Collection Oriented Verbs

This is to eventually replace the topic DatabaseVerbs. I realized the behavioral patterns are not just about databases, but how collections are handled. A databases are one kind of system that uses CollectionOrientedProgramming. Collection-oriented programming tends to factor typical and common collection-oriented operations into a standard interface or operations. One perhaps can go outside of these operations and reinvent or redefine their own, but COP tends to encourage one to stick with a standard, both for optimization and consistency reasons. -- top

Sets and relations (relational operators slightly different than pure set to yield tuple closure, see note below) Relational/record operators Ordered sequences AplLanguage array operators and LispLanguage list/tree operators would be usefully listed here as well.

...just to help kickstart things. -- DougMerritt

A particular class of collections that often receives special attention are matrices, and often the more specialized vectors/arrays. Common collection processing on such structures is to look for patterns that exist across fields that are related in position... e.g. looking for 'edges' in a picture, connected regions with a given color, searching for substrings in an array of characters, etc.

The above CollectionOrientedVerbs are relational in nature, but they don't really support the sort of cluster-oriented searches necessary for quickly matching substrings or looking for regions of a common color. I.e. you could represent an 'array' as a relation of 'position' to 'value', but try writing an algorithm to search for arbitrary-length substrings in an array represented in this manner... it is doable, but won't be convenient.

Does anyone have ideas on which 'CollectionOrientedVerbs' would be ideal for such a purpose? (It would be nice to achieve them without sacrificing the relation abstraction.)

Do you mean efficiency or notational difficulties? Relational does not dictate implementation, I would note. Existing products may be slow at X but that does not necessarily mean that relational is inherently slow at X. It may be possible to tune a relational engine performance for a specific domain. This is after all what domain-specific collection engines, such as matrix languages, are doing. Related issues are mentioned in DoesRelationalRequireTypes. -- top

If it was just notation, I'd leave other people out of it... problems of syntax won't be solved here.

I'm wondering which verbs are suitable for clustering, edge searches in matrices, region descriptions, etc. I imagine some would include: rotations, dot products, translations, cross products, largest clique, scales, region updates and operations (e.g. raise the '.altitude' field in this region some function of a distance from the 'center' of the region), etc. A few more operations were mentioned above relevant to 'ordered sequences', but even matrices can be reordered (consider a 2D or 3D spreadsheet, ordering by columns or rows or in a depth field).

== Problems to solve ==
(A) Which topic is the collection-oriented verbs page meant to eventually replace?
(B) Write the next part of the collection-oriented verbs page, picking up after its final sentence.

== Provided data ==

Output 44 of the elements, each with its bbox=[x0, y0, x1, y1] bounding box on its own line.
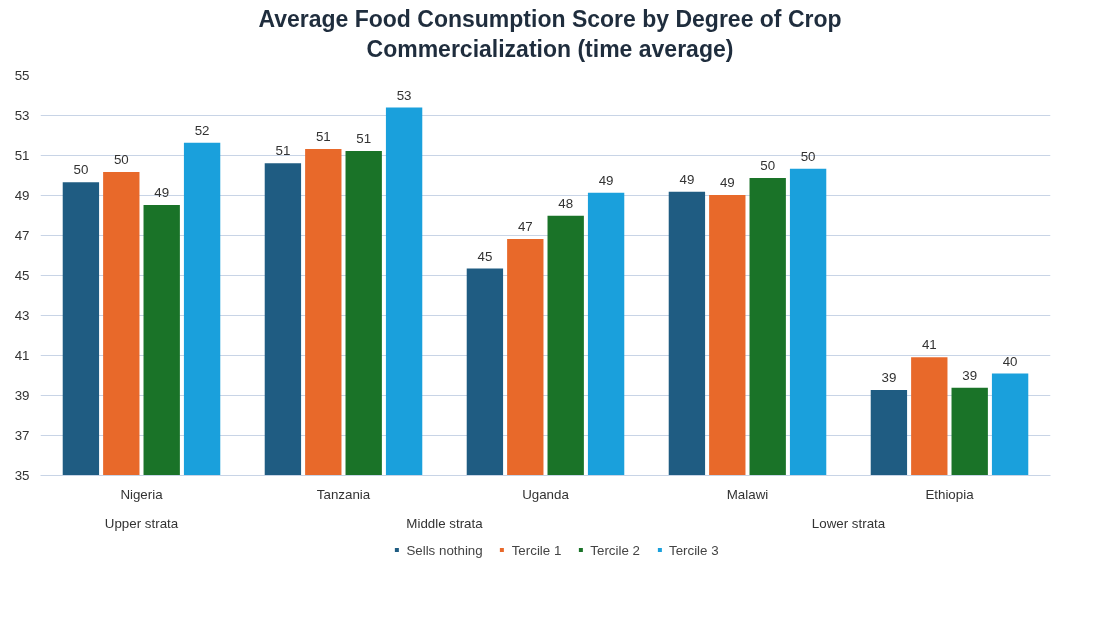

== Solved problems ==
(A) DatabaseVerbs

(B)
Your appeal to 'tune for specific domain' is, in essence, an appeal to simply have a bunch of 'specialized' collection classes with specialized verbs tuned for specialized domains. For context, I'm thinking about GeneralPurposeProgrammingLanguage, and would rather avoid having a ton of different specialized collections to individual domains... and asking programmers to do the tuning themselves effectively requires programmers reinvent the relation in application. So the important questions are: Should a GeneralPurposeProgrammingLanguage have a specialized collection type for matrices (of which sequences are a specific example) with a set of matrix-oriented verbs? or should it abstract matrices as sets containing relational data and find a way to generalize the matrix-oriented verbs for any relation, then be designed to automatically recognize certain optimizations for representing and implementing matrices? I'm not willing to depend on a SufficientlySmartCompiler, so the latter idea - recognizing when optimizations should be performed - should be doable with a minimum of programmer/expert system annotation and a relatively dumb compiler.

So the questions on this page are: what would be an appropriate set of verbs for matrix operations? how would they be defined for general relations? how would a relatively dumb optimizer recognize that a relation/set is being used as a matrix or collection and optimize appropriately (to achieve similar algorithmic performance, at least asymptotically)?

How would a 'rotate' be defined for relations in general? what about distances around a point? or matrix cross products? Are those even necessary? Perhaps some 'higher level' abstract function generalizes over these sorts of operations in a manner that can be extended to both relations and matrices in the same manner that 'fold' generalizes over map, case, and many other functions.

I don't use matrices in my daily work, so I am rusty on them and thus cannot comment on the best way to define matrix-oriented operations/verbs. But in general relational (as we currently know it) shines best when there's a wide variety of activities on collections. If most of the operations are matrix operations or spacial (as in 3D) operations or some special collection domain, then relational probably won't do as well as a dedicated set of domain operations.

I agree about the comments regarding relational. Thing is, one should suspect that something like matrices would also be used for relational operations (if only 5-10% of the time), and typically relational programming may find some use for matrix operations (e.g. to perform clustering and Bayesian filtering, or to aide in the automated learning algorithms of expert systems). So I'm resisting specialization. I'd rather get more verbs and figure out how to define them consistently for both what are 'typically' specialized collections AND for other relations, even if I can only figure out how to optimize them for plain-old-matrices and such. Anyhow, I'm certain you'd be all for this goal. What I really need are ideas on appropriate verbs and how to define (perhaps in terms of higher level verbs) what are traditionally matrix or vector verbs to work on relations... which is why I'm on a page titled 'CollectionOrientedVerbs'.

Maintaining guarantee of termination and support for data-parallel operation are both very useful, to be achieved if possible.

The topic DoesRelationalRequireTypes talks a bit about minimum requirements for qualifying as "relational" such that domain-specific or app-specific transformations can be defined without "busting" relational. Formalizing such may make a nice academic project. Even if some don't agree with the starting frameworks, they can serve as starting points for something tested and improved via cycles of peer review.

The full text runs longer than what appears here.